▽
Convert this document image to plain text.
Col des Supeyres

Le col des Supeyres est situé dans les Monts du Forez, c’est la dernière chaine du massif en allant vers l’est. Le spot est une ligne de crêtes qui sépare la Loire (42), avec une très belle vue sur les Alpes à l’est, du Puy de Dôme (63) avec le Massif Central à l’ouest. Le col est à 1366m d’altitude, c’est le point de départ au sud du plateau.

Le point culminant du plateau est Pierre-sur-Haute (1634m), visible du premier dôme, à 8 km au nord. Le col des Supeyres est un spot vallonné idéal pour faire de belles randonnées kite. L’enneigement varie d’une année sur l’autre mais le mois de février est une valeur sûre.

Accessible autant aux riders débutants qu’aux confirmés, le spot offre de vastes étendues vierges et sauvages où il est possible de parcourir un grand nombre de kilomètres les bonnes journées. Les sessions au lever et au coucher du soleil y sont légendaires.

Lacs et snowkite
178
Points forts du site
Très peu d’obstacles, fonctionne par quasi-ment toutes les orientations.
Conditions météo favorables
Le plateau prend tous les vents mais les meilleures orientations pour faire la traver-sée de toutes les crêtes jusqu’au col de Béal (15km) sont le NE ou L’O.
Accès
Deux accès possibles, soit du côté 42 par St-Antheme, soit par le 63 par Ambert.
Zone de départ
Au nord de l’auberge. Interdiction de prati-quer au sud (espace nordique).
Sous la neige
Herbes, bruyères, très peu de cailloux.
△
▽
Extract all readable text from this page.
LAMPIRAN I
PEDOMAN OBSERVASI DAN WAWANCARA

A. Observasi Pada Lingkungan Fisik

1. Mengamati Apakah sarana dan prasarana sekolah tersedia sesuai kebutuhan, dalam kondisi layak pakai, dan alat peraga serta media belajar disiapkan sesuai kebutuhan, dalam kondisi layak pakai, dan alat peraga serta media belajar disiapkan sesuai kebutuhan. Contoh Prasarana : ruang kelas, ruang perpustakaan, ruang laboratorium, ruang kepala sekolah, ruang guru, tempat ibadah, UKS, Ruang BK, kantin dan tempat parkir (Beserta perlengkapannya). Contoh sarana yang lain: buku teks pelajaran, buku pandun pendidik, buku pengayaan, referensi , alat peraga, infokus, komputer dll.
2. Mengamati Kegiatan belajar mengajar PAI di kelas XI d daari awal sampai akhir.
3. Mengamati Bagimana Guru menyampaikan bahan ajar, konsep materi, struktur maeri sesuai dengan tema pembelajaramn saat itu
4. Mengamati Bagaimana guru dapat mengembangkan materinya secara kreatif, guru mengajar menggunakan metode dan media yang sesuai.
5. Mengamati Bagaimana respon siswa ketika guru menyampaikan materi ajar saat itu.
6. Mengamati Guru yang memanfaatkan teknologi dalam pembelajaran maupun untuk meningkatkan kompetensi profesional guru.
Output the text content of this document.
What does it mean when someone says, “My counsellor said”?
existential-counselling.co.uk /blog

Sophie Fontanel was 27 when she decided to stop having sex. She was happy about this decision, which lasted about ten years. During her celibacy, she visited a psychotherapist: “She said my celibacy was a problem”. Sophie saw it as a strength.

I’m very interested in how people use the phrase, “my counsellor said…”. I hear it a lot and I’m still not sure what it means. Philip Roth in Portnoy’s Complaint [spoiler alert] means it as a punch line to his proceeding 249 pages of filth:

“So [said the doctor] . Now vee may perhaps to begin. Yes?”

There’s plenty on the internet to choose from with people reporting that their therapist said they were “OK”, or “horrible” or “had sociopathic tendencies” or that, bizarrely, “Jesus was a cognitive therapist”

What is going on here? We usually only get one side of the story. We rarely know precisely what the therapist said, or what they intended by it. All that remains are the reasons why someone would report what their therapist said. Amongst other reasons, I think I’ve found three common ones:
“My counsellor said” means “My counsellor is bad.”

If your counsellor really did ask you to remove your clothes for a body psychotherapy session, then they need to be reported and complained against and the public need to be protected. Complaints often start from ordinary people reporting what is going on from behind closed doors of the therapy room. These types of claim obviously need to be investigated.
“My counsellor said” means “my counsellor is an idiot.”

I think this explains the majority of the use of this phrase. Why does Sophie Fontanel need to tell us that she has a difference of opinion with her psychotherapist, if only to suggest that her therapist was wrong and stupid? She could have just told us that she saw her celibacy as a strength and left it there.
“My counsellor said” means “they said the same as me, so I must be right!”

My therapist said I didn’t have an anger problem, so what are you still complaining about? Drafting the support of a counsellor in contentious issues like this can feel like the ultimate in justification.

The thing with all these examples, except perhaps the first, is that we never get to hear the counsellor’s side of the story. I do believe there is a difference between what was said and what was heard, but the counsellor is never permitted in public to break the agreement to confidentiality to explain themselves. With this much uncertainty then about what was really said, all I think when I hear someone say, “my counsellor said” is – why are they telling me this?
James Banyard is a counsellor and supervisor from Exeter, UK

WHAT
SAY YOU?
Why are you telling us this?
△
◆ Your instructions ◆
Calculate how many lines of the material include the string "only", and state that number by itself.

◆ Problem solution ◆
2